Saved entries:
————————

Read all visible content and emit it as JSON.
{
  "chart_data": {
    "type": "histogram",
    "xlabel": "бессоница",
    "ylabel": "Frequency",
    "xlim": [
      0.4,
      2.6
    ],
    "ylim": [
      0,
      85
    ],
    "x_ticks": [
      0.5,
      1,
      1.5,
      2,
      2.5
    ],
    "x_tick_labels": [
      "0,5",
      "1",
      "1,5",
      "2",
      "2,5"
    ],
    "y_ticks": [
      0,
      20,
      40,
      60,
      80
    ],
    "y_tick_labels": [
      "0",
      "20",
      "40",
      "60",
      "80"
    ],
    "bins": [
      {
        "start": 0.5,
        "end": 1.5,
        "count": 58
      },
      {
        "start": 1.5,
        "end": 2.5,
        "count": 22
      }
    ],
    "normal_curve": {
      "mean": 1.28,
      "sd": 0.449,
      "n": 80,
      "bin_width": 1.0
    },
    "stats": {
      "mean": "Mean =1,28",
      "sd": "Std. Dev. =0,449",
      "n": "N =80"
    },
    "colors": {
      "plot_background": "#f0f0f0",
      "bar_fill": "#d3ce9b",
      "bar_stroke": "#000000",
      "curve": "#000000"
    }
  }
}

————————

# Requirement
Nothing in the listing may be changed; retype it all exactly.

# Full output
Read all visible content and emit it as JSON.
{
  "chart_data": {
    "type": "histogram",
    "xlabel": "бессоница",
    "ylabel": "Frequency",
    "xlim": [
      0.4,
      2.6
    ],
    "ylim": [
      0,
      85
    ],
    "x_ticks": [
      0.5,
      1,
      1.5,
      2,
      2.5
    ],
    "x_tick_labels": [
      "0,5",
      "1",
      "1,5",
      "2",
      "2,5"
    ],
    "y_ticks": [
      0,
      20,
      40,
      60,
      80
    ],
    "y_tick_labels": [
      "0",
      "20",
      "40",
      "60",
      "80"
    ],
    "bins": [
      {
        "start": 0.5,
        "end": 1.5,
        "count": 58
      },
      {
        "start": 1.5,
        "end": 2.5,
        "count": 22
      }
    ],
    "normal_curve": {
      "mean": 1.28,
      "sd": 0.449,
      "n": 80,
      "bin_width": 1.0
    },
    "stats": {
      "mean": "Mean =1,28",
      "sd": "Std. Dev. =0,449",
      "n": "N =80"
    },
    "colors": {
      "plot_background": "#f0f0f0",
      "bar_fill": "#d3ce9b",
      "bar_stroke": "#000000",
      "curve": "#000000"
    }
  }
}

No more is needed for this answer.